Stored dataset items
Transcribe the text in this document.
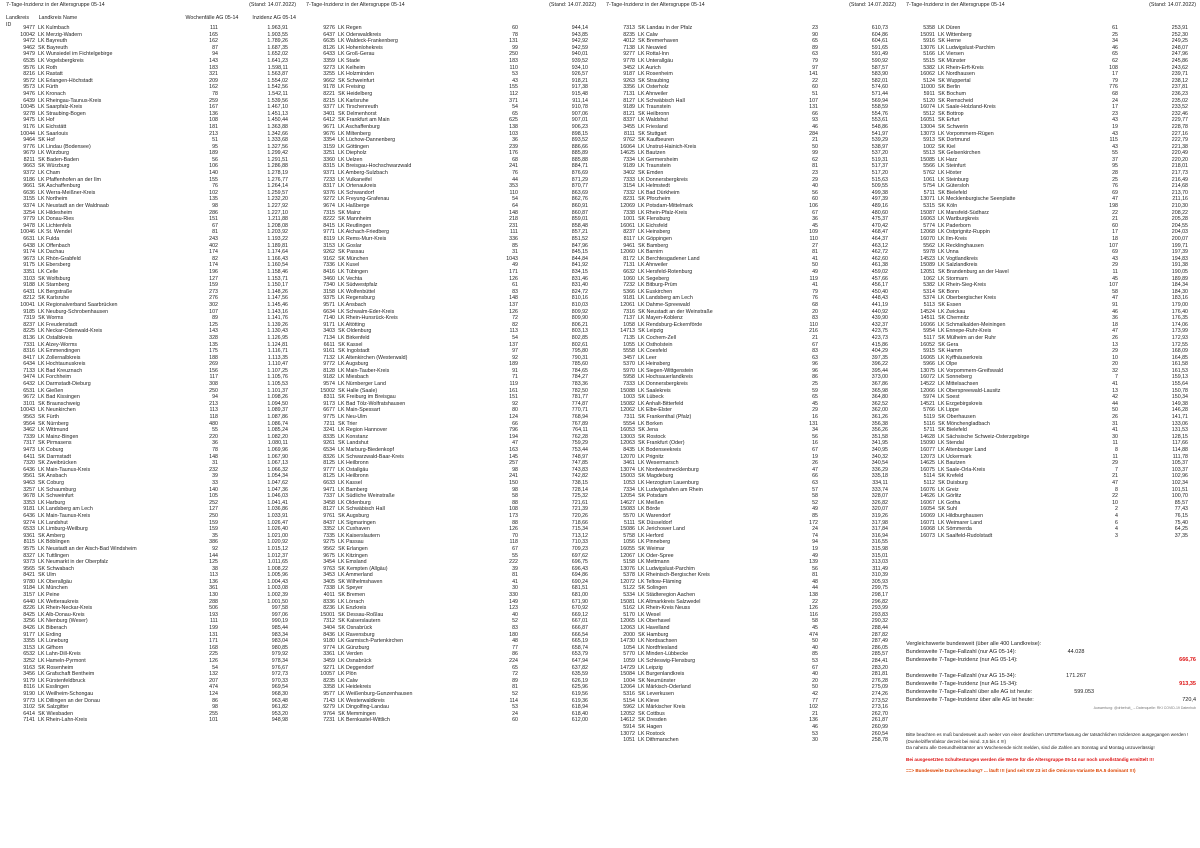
7-Tage-Inzidenz in der Altersgruppe 05-14	(Stand: 14.07.2022)
Landkreis ID
Landkreis Name	Wochenfälle AG 05-14	Inzidenz AG 05-14
9477 LK Kulmbach	111	1.963,91
10042 LK Merzig-Wadern	165	1.903,55
9472 LK Bayreuth	162	1.789,26
9462 SK Bayreuth	87	1.687,35
9479 LK Wunsiedel im Fichtelgebirge	94	1.652,02
6535 LK Vogelsbergkreis	143	1.641,23
9576 LK Roth	183	1.598,11
8216 LK Rastatt	321	1.563,87
9572 LK Erlangen-Höchstadt	209	1.554,02
9573 LK Fürth	162	1.542,56
9476 LK Kronach	78	1.542,11
6439 LK Rheingau-Taunus-Kreis	259	1.539,56
10045 LK Saarpfalz-Kreis	167	1.467,10
9278 LK Straubing-Bogen	136	1.451,13
9475 LK Hof	108	1.450,44
9176 LK Eichstätt	181	1.363,88
10044 LK Saarlouis	213	1.342,66
9464 SK Hof	51	1.333,68
9776 LK Lindau (Bodensee)	95	1.327,56
9679 LK Würzburg	189	1.299,42
8211 SK Baden-Baden	56	1.291,51
9663 SK Würzburg	106	1.286,88
9372 LK Cham	140	1.278,19
9186 LK Pfaffenhofen an der Ilm	155	1.276,77
9661 SK Aschaffenburg	76	1.264,14
6636 LK Werra-Meißner-Kreis	102	1.259,57
3155 LK Northeim	135	1.232,20
9374 LK Neustadt an der Waldnaab	98	1.227,92
3254 LK Hildesheim	286	1.227,10
9779 LK Donau-Ries	151	1.211,88
9478 LK Lichtenfels	67	1.208,08
10046 LK St. Wendel	81	1.203,92
6631 LK Fulda	243	1.193,22
6438 LK Offenbach	402	1.189,81
9174 LK Dachau	174	1.174,64
9673 LK Rhön-Grabfeld	82	1.166,43
9175 LK Ebersberg	174	1.160,54
3351 LK Celle	196	1.158,46
3103 SK Wolfsburg	127	1.153,71
9188 LK Starnberg	159	1.150,17
6431 LK Bergstraße	273	1.148,26
8212 SK Karlsruhe	276	1.147,56
10041 LK Regionalverband Saarbrücken	302	1.145,46
9185 LK Neuburg-Schrobenhausen	107	1.143,16
7319 SK Worms	89	1.141,76
8237 LK Freudenstadt	125	1.139,26
8225 LK Neckar-Odenwald-Kreis	143	1.130,43
8136 LK Ostalbkreis	328	1.126,95
7331 LK Alzey-Worms	135	1.124,81
8316 LK Emmendingen	175	1.116,71
8417 LK Zollernalbkreis	188	1.113,35
6434 LK Hochtaunuskreis	269	1.110,47
7133 LK Bad Kreuznach	156	1.107,25
9474 LK Forchheim	117	1.105,76
6432 LK Darmstadt-Dieburg	308	1.105,53
6531 LK Gießen	250	1.101,37
9672 LK Bad Kissingen	94	1.098,26
3101 SK Braunschweig	213	1.094,50
10043 LK Neunkirchen	113	1.089,37
9563 SK Fürth	118	1.087,86
9564 SK Nürnberg	480	1.086,74
3462 LK Wittmund	55	1.085,24
7339 LK Mainz-Bingen	220	1.082,20
7317 SK Pirmasens	36	1.080,11
9473 LK Coburg	78	1.069,96
6411 SK Darmstadt	148	1.067,90
7320 SK Zweibrücken	31	1.067,13
6436 LK Main-Taunus-Kreis	232	1.066,32
9561 SK Ansbach	39	1.054,34
9463 SK Coburg	33	1.047,62
3257 LK Schaumburg	140	1.047,36
9678 LK Schweinfurt	105	1.046,03
3353 LK Harburg	252	1.041,41
9181 LK Landsberg am Lech	127	1.036,86
6436 LK Main-Taunus-Kreis	250	1.033,91
9274 LK Landshut	159	1.026,47
6533 LK Limburg-Weilburg	159	1.026,40
9361 SK Amberg	35	1.021,00
8115 LK Böblingen	386	1.020,92
9575 LK Neustadt an der Aisch-Bad Windsheim	92	1.015,12
8327 LK Tuttlingen	144	1.012,37
9373 LK Neumarkt in der Oberpfalz	125	1.011,65
9565 SK Schwabach	38	1.008,22
8421 SK Ulm	113	1.005,96
9780 LK Oberallgäu	136	1.004,43
9184 LK München	361	1.003,08
3157 LK Peine	130	1.002,39
6440 LK Wetteraukreis	288	1.001,50
8226 LK Rhein-Neckar-Kreis	506	997,58
8425 LK Alb-Donau-Kreis	193	997,06
3256 LK Nienburg (Weser)	111	990,19
8426 LK Biberach	199	985,44
9177 LK Erding	131	983,34
3355 LK Lüneburg	171	983,04
3153 LK Gifhorn	168	980,85
6532 LK Lahn-Dill-Kreis	225	979,92
3252 LK Hameln-Pyrmont	126	978,34
9163 SK Rosenheim	54	976,67
3456 LK Grafschaft Bentheim	132	972,73
9179 LK Fürstenfeldbruck	207	970,33
8116 LK Esslingen	474	969,54
9190 LK Weilheim-Schongau	124	968,30
9773 LK Dillingen an der Donau	86	963,48
3102 SK Salzgitter	98	961,82
6414 SK Wiesbaden	255	953,20
7141 LK Rhein-Lahn-Kreis	101	948,98
7-Tage-Inzidenz in der Altersgruppe 05-14	(Stand: 14.07.2022)
9276 LK Regen	60	944,14
6437 LK Odenwaldkreis	78	943,85
6635 LK Waldeck-Frankenberg	131	942,92
8126 LK Hohenlohekreis	99	942,59
6433 LK Groß-Gerau	250	940,01
3359 LK Stade	183	939,52
9273 LK Kelheim	110	934,10
3255 LK Holzminden	53	926,57
9662 SK Schweinfurt	43	918,21
9178 LK Freising	155	917,38
8221 SK Heidelberg	112	915,48
8215 LK Karlsruhe	371	911,14
9377 LK Tirschenreuth	54	910,78
3401 SK Delmenhorst	65	907,06
6412 SK Frankfurt am Main	625	907,01
9671 LK Aschaffenburg	138	906,23
9676 LK Miltenberg	103	898,15
3354 LK Lüchow-Dannenberg	36	893,52
3159 LK Göttingen	239	886,66
3251 LK Diepholz	176	885,89
3360 LK Uelzen	68	885,88
8315 LK Breisgau-Hochschwarzwald	241	884,71
9371 LK Amberg-Sulzbach	76	876,69
7233 LK Vulkaneifel	44	871,29
8317 LK Ortenaukreis	353	870,77
9376 LK Schwandorf	110	863,69
9272 LK Freyung-Grafenau	54	862,76
9674 LK Haßberge	64	860,91
7315 SK Mainz	148	860,87
8222 SK Mannheim	218	859,01
8415 LK Reutlingen	231	858,48
9771 LK Aichach-Friedberg	111	857,21
8119 LK Rems-Murr-Kreis	336	851,52
3153 LK Goslar	85	847,96
9262 SK Passau	31	845,15
9162 SK München	1043	844,84
7336 LK Kusel	49	841,92
8416 LK Tübingen	171	834,15
3460 LK Vechta	126	831,46
7340 LK Südwestpfalz	61	831,40
3158 LK Wolfenbüttel	83	824,72
9375 LK Regensburg	148	810,16
9571 LK Ansbach	137	810,03
6634 LK Schwalm-Eder-Kreis	126	809,92
7140 LK Rhein-Hunsrück-Kreis	72	809,90
9171 LK Altötting	82	806,21
3403 SK Oldenburg	113	803,13
7134 LK Birkenfeld	54	802,85
6611 SK Kassel	137	802,61
9161 SK Ingolstadt	97	795,80
7132 LK Altenkirchen (Westerwald)	92	790,31
9772 LK Augsburg	189	785,60
8128 LK Main-Tauber-Kreis	91	784,65
9182 LK Miesbach	71	784,27
9574 LK Nürnberger Land	119	783,36
15002 SK Halle (Saale)	161	782,50
8311 SK Freiburg im Breisgau	151	781,77
9173 LK Bad Tölz-Wolfratshausen	92	774,87
6677 LK Main-Spessart	80	770,71
9775 LK Neu-Ulm	124	768,94
7211 SK Trier	66	767,89
3241 LK Region Hannover	796	764,11
8335 LK Konstanz	194	762,28
9261 SK Landshut	47	759,29
6534 LK Marburg-Biedenkopf	163	753,44
8326 LK Schwarzwald-Baar-Kreis	145	748,97
8125 LK Heilbronn	257	747,85
9777 LK Ostallgäu	98	743,83
8125 LK Heilbronn	241	742,82
6633 LK Kassel	150	738,15
9471 LK Bamberg	98	728,14
7337 LK Südliche Weinstraße	58	725,32
3458 LK Oldenburg	88	721,61
8127 LK Schwäbisch Hall	108	721,39
9761 SK Augsburg	173	720,26
8437 LK Sigmaringen	88	718,66
3352 LK Cuxhaven	126	715,34
7335 LK Kaiserslautern	70	713,12
9275 LK Passau	118	710,33
9562 SK Erlangen	67	709,23
9675 LK Kitzingen	55	697,62
3454 LK Emsland	222	696,75
9763 SK Kempten (Allgäu)	39	696,43
3453 LK Ammerland	81	694,86
3405 SK Wilhelmshaven	41	690,24
7338 LK Speyer	30	681,51
4011 SK Bremen	330	681,00
8336 LK Lörrach	149	671,90
8236 LK Enzkreis	123	670,92
15001 SK Dessau-Roßlau	40	669,12
7312 SK Kaiserslautern	52	667,01
3404 SK Osnabrück	83	666,87
8436 LK Ravensburg	180	666,54
9180 LK Garmisch-Partenkirchen	48	665,19
9774 LK Günzburg	77	658,74
3361 LK Verden	86	653,79
3459 LK Osnabrück	224	647,94
9271 LK Deggendorf	65	637,82
10057 LK Plön	72	635,59
8235 LK Calw	89	626,19
3358 LK Heidekreis	81	625,96
9577 LK Weißenburg-Gunzenhausen	52	619,56
7143 LK Westerwaldkreis	114	619,36
9279 LK Dingolfing-Landau	53	618,94
9764 SK Memmingen	24	618,40
7231 LK Bernkastel-Wittlich	60	612,00
7-Tage-Inzidenz in der Altersgruppe 05-14	(Stand: 14.07.2022)
7313 SK Landau in der Pfalz	23	610,73
8235 LK Calw	90	604,86
4012 SK Bremerhaven	65	604,61
7138 LK Neuwied	89	591,65
9277 LK Rottal-Inn	63	591,49
9778 LK Unterallgäu	79	590,92
3452 LK Aurich	97	587,57
9187 LK Rosenheim	141	583,90
9263 SK Straubing	22	582,01
3356 LK Osterholz	60	574,60
7131 LK Ahrweiler	51	571,44
8127 LK Schwäbisch Hall	107	569,94
9189 LK Traunstein	131	558,59
8121 SK Heilbronn	66	554,76
8337 LK Waldshut	93	553,61
3455 LK Friesland	46	548,86
8111 SK Stuttgart	284	541,97
9762 SK Kaufbeuren	21	539,29
16064 LK Unstrut-Hainich-Kreis	50	538,97
14625 LK Bautzen	99	537,20
7334 LK Germersheim	62	519,31
9189 LK Traunstein	81	517,37
3402 SK Emden	23	517,20
7333 LK Donnersbergkreis	29	515,63
3154 LK Helmstedt	40	509,55
7332 LK Bad Dürkheim	56	499,38
8231 SK Pforzheim	60	497,39
12069 LK Potsdam-Mittelmark	106	489,16
7338 LK Rhein-Pfalz-Kreis	67	480,60
1001 SK Flensburg	36	475,37
16061 LK Eichsfeld	45	470,42
8237 LK Heinsberg	109	468,47
8117 LK Göppingen	110	464,37
9461 SK Bamberg	27	463,12
12060 LK Barnim	81	462,72
8172 LK Berchtesgadener Land	41	462,60
7131 LK Ahrweiler	50	461,38
6632 LK Hersfeld-Rotenburg	49	459,02
1060 LK Segeberg	119	457,66
7232 LK Bitburg-Prüm	41	456,17
5366 LK Euskirchen	79	450,40
9181 LK Landsberg am Lech	76	448,43
12061 LK Dahme-Spreewald	68	441,19
7316 SK Neustadt an der Weinstraße	20	440,92
7137 LK Mayen-Koblenz	83	439,90
1058 LK Rendsburg-Eckernförde	110	432,37
14713 SK Leipzig	216	423,75
7135 LK Cochem-Zell	21	423,73
1055 LK Ostholstein	67	415,86
5558 LK Coesfeld	83	404,29
3457 LK Leer	63	397,35
5370 LK Heinsberg	96	396,22
5970 LK Siegen-Wittgenstein	96	395,44
5958 LK Hochsauerlandkreis	86	373,00
7333 LK Donnersbergkreis	25	367,86
15088 LK Saalekreis	59	365,98
1003 SK Lübeck	65	364,80
15082 LK Anhalt-Bitterfeld	45	362,52
12062 LK Elbe-Elster	29	362,00
7311 SK Frankenthal (Pfalz)	16	361,26
5554 LK Borken	131	356,38
16053 SK Jena	34	356,26
13003 SK Rostock	56	351,58
12063 SK Frankfurt (Oder)	16	341,95
8435 LK Bodenseekreis	67	340,95
12070 LK Prignitz	19	340,32
3461 LK Wesermarsch	26	340,54
13074 LK Nordwestmecklenburg	47	336,29
15003 SK Magdeburg	66	335,18
1053 LK Herzogtum Lauenburg	63	334,11
7334 LK Ludwigshafen am Rhein	57	333,74
12054 SK Potsdam	58	328,07
14627 LK Meißen	52	326,82
15083 LK Börde	49	320,07
5570 LK Warendorf	85	319,26
5111 SK Düsseldorf	172	317,98
15086 LK Jerichower Land	24	317,84
5758 LK Herford	74	316,94
1056 LK Pinneberg	94	316,55
16055 SK Weimar	19	315,98
12067 LK Oder-Spree	49	315,01
5158 LK Mettmann	139	313,03
13076 LK Ludwigslust-Parchim	56	311,49
5378 LK Rheinisch-Bergischer Kreis	81	310,39
12072 LK Teltow-Fläming	48	305,93
5122 SK Solingen	44	299,75
5334 LK Städteregion Aachen	138	298,17
15081 LK Altmarkkreis Salzwedel	22	296,82
5162 LK Rhein-Kreis Neuss	126	293,99
5170 LK Wesel	116	293,83
12065 LK Oberhavel	58	290,32
12063 LK Havelland	45	288,44
2000 SK Hamburg	474	287,82
14730 LK Nordsachsen	50	287,49
1054 LK Nordfriesland	40	286,05
5770 LK Minden-Lübbecke	85	285,57
1059 LK Schleswig-Flensburg	53	284,41
14729 LK Leipzig	67	283,20
15084 LK Burgenlandkreis	40	281,81
1004 SK Neumünster	20	276,28
12064 LK Märkisch-Oderland	50	275,09
5316 SK Leverkusen	42	274,26
5154 LK Kleve	77	273,52
5962 LK Märkischer Kreis	102	273,16
12052 SK Cottbus	21	262,70
14612 SK Dresden	136	261,87
5914 SK Hagen	46	260,99
13072 LK Rostock	53	260,54
1051 LK Dithmarschen	30	258,78
7-Tage-Inzidenz in der Altersgruppe 05-14	(Stand: 14.07.2022)
5358 LK Düren	61	253,91
15091 LK Wittenberg	25	252,30
5916 SK Herne	34	249,25
13076 LK Ludwigslust-Parchim	46	248,07
5166 LK Viersen	65	247,96
5515 SK Münster	62	245,86
5382 LK Rhein-Erft-Kreis	108	243,62
16062 LK Nordhausen	17	239,71
5124 SK Wuppertal	79	238,12
11000 SK Berlin	776	237,81
5911 SK Bochum	68	236,23
5120 SK Remscheid	24	235,02
16074 LK Saale-Holzland-Kreis	17	233,52
5512 SK Bottrop	23	232,46
16051 SK Erfurt	43	229,77
13004 SK Schwerin	19	228,78
13073 LK Vorpommern-Rügen	43	227,16
5913 SK Dortmund	115	222,79
1002 SK Kiel	43	221,38
5513 SK Gelsenkirchen	55	220,49
15085 LK Harz	37	220,20
5566 LK Steinfurt	95	218,01
5762 LK Höxter	28	217,73
1061 LK Steinburg	25	216,49
5754 LK Gütersloh	76	214,68
5711 SK Bielefeld	69	213,70
13071 LK Mecklenburgische Seenplatte	47	211,16
5315 SK Köln	198	210,30
15087 LK Mansfeld-Südharz	22	208,22
16063 LK Wartburgkreis	21	205,28
5774 LK Paderborn	60	204,55
12068 LK Ostprignitz-Ruppin	17	204,03
16070 LK Ilm-Kreis	18	200,07
5562 LK Recklinghausen	107	199,71
5978 LK Unna	69	197,39
14523 LK Vogtlandkreis	43	194,83
15089 LK Salzlandkreis	29	191,38
12051 SK Brandenburg an der Havel	11	190,05
1062 LK Stormarn	45	189,89
5382 LK Rhein-Sieg-Kreis	107	184,34
5314 SK Bonn	58	184,30
5374 LK Oberbergischer Kreis	47	183,16
5113 SK Essen	91	179,00
14524 LK Zwickau	46	176,40
14511 SK Chemnitz	36	176,35
16066 LK Schmalkalden-Meiningen	18	174,06
5954 LK Ennepe-Ruhr-Kreis	47	173,99
5117 SK Mülheim an der Ruhr	26	172,93
16052 SK Gera	13	172,55
5915 SK Hamm	29	168,09
16065 LK Kyffhäuserkreis	10	164,85
5966 LK Olpe	20	161,58
13075 LK Vorpommern-Greifswald	32	161,53
16072 LK Sonneberg	7	159,13
14522 LK Mittelsachsen	41	155,64
12066 LK Oberspreewald-Lausitz	13	150,78
5974 LK Soest	42	150,34
14521 LK Erzgebirgskreis	44	149,38
5766 LK Lippe	50	146,28
5119 SK Oberhausen	26	141,71
5116 SK Mönchengladbach	31	133,06
5711 SK Bielefeld	41	131,53
14628 LK Sächsische Schweiz-Osterzgebirge	30	128,15
15090 LK Stendal	11	117,66
16077 LK Altenburger Land	8	114,88
12073 LK Uckermark	11	111,78
14625 LK Bautzen	29	105,37
16075 LK Saale-Orla-Kreis	7	103,37
5114 SK Krefeld	21	102,96
5112 SK Duisburg	47	102,34
16076 LK Greiz	8	101,51
14626 LK Görlitz	22	100,70
16067 LK Gotha	10	85,57
16054 SK Suhl	2	77,43
16069 LK Hildburghausen	4	76,15
16071 LK Weimarer Land	6	75,40
16068 LK Sömmerda	4	64,25
16073 LK Saalfeld-Rudolstadt	3	37,35
Vergleichswerte bundesweit (über alle 400 Landkreise):
Bundesweite 7-Tage-Fallzahl (nur AG 05-14):	44.028
Bundesweite 7-Tage-Inzidenz (nur AG 05-14):	666,76
Bundesweite 7-Tage-Fallzahl (nur AG 15-34):	171.267
Bundesweite 7-Tage-Inzidenz (nur AG 15-34):	913,35
Bundesweite 7-Tage-Fallzahl über alle AG ist heute:	599.053
Bundesweite 7-Tage-Inzidenz über alle AG ist heute:	720,4
Auswertung: @drbefruit_ – Datenquelle: RKI COVID-19 Datenhub
Bitte beachten es muß bundesweit auch weiter von einer deutlichen UNTERerfassung der tatsächlichen Inzidenzen ausgegangen werden ! (Dunkelziffernfaktor derzeit bei mind. 3,5 bis 4 !!!)
Da nahezu alle Gesundheitsämter am Wochenende nicht melden, sind die Zahlen am Sonntag und Montag unzuverlässig!
Bei ausgesetzten Schultestungen werden die Werte für die Altersgruppe 05-14 nur noch unvollständig ermittelt !!!
==> Bundesweite Durchseuchung? ... läuft !!! (und seit KW 23 ist die Omicron-Variante BA.5 dominant !!!)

DIRECTIVE: Show every line where the string "Leipzig" appears.

SOLUTION FOR THIS TASK:
14713 SK Leipzig	216	423,75
14729 LK Leipzig	67	283,20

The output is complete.